Source records
## begin

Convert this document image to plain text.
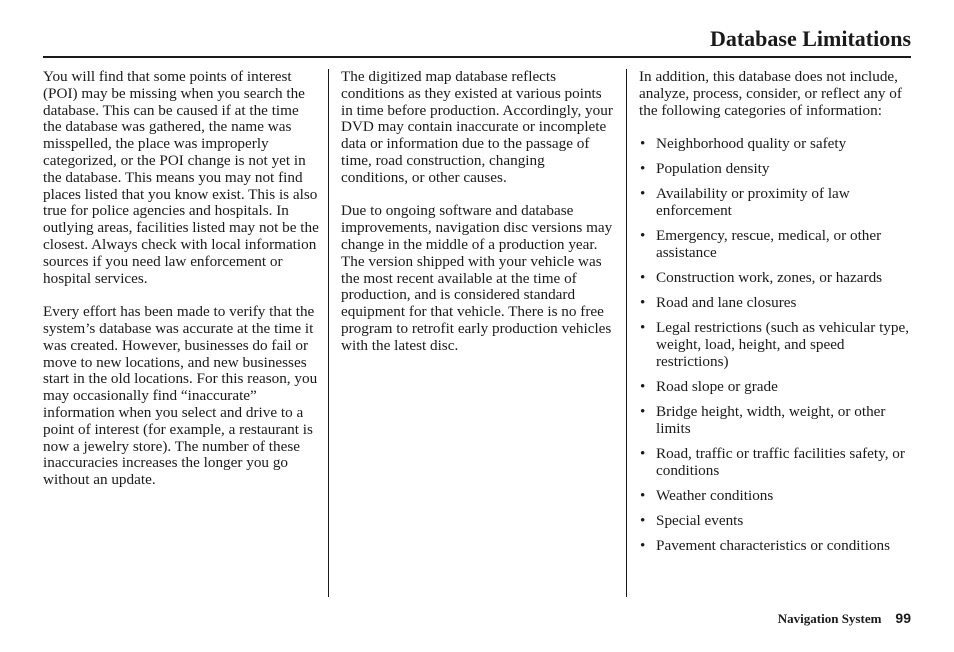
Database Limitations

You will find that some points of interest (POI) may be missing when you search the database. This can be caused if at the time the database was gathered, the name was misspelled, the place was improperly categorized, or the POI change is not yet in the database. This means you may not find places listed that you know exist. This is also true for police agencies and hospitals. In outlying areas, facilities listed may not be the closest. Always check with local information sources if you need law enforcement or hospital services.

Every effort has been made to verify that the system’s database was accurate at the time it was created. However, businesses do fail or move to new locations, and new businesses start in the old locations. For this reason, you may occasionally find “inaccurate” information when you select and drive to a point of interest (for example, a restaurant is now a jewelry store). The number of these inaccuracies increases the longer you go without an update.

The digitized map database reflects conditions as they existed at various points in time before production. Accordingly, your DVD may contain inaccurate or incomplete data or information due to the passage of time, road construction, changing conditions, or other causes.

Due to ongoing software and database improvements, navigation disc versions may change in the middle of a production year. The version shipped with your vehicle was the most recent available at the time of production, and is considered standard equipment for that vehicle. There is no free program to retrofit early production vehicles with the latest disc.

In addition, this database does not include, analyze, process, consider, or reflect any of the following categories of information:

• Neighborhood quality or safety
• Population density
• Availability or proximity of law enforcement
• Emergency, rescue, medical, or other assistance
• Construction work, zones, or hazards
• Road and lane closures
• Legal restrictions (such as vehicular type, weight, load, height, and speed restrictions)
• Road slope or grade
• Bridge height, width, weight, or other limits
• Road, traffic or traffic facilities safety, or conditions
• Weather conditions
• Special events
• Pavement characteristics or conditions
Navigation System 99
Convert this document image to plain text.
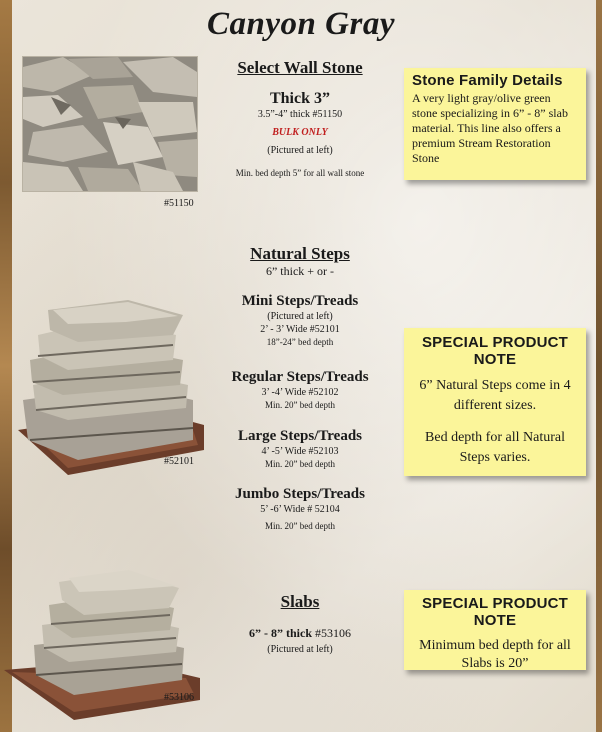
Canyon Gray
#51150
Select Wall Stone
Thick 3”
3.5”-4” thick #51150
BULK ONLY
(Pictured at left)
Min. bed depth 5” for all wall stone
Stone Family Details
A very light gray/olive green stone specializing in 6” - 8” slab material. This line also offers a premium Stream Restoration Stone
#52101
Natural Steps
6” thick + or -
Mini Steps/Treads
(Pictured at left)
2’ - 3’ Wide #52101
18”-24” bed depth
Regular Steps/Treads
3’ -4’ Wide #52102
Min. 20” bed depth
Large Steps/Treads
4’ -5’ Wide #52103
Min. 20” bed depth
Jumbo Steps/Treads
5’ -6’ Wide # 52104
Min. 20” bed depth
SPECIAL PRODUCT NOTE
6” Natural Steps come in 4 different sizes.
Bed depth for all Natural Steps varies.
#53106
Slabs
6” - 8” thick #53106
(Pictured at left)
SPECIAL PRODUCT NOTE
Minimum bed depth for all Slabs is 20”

## end

Give the entries again word for word, but skip the pictures.

Convert this document image to plain text.
Database Limitations

You will find that some points of interest (POI) may be missing when you search the database. This can be caused if at the time the database was gathered, the name was misspelled, the place was improperly categorized, or the POI change is not yet in the database. This means you may not find places listed that you know exist. This is also true for police agencies and hospitals. In outlying areas, facilities listed may not be the closest. Always check with local information sources if you need law enforcement or hospital services.

Every effort has been made to verify that the system’s database was accurate at the time it was created. However, businesses do fail or move to new locations, and new businesses start in the old locations. For this reason, you may occasionally find “inaccurate” information when you select and drive to a point of interest (for example, a restaurant is now a jewelry store). The number of these inaccuracies increases the longer you go without an update.

The digitized map database reflects conditions as they existed at various points in time before production. Accordingly, your DVD may contain inaccurate or incomplete data or information due to the passage of time, road construction, changing conditions, or other causes.

Due to ongoing software and database improvements, navigation disc versions may change in the middle of a production year. The version shipped with your vehicle was the most recent available at the time of production, and is considered standard equipment for that vehicle. There is no free program to retrofit early production vehicles with the latest disc.

In addition, this database does not include, analyze, process, consider, or reflect any of the following categories of information:

• Neighborhood quality or safety
• Population density
• Availability or proximity of law enforcement
• Emergency, rescue, medical, or other assistance
• Construction work, zones, or hazards
• Road and lane closures
• Legal restrictions (such as vehicular type, weight, load, height, and speed restrictions)
• Road slope or grade
• Bridge height, width, weight, or other limits
• Road, traffic or traffic facilities safety, or conditions
• Weather conditions
• Special events
• Pavement characteristics or conditions
Navigation System 99
Convert this document image to plain text.
Canyon Gray
#51150
Select Wall Stone
Thick 3”
3.5”-4” thick #51150
BULK ONLY
(Pictured at left)
Min. bed depth 5” for all wall stone
Stone Family Details
A very light gray/olive green stone specializing in 6” - 8” slab material. This line also offers a premium Stream Restoration Stone
#52101
Natural Steps
6” thick + or -
Mini Steps/Treads
(Pictured at left)
2’ - 3’ Wide #52101
18”-24” bed depth
Regular Steps/Treads
3’ -4’ Wide #52102
Min. 20” bed depth
Large Steps/Treads
4’ -5’ Wide #52103
Min. 20” bed depth
Jumbo Steps/Treads
5’ -6’ Wide # 52104
Min. 20” bed depth
SPECIAL PRODUCT NOTE
6” Natural Steps come in 4 different sizes.
Bed depth for all Natural Steps varies.
#53106
Slabs
6” - 8” thick #53106
(Pictured at left)
SPECIAL PRODUCT NOTE
Minimum bed depth for all Slabs is 20”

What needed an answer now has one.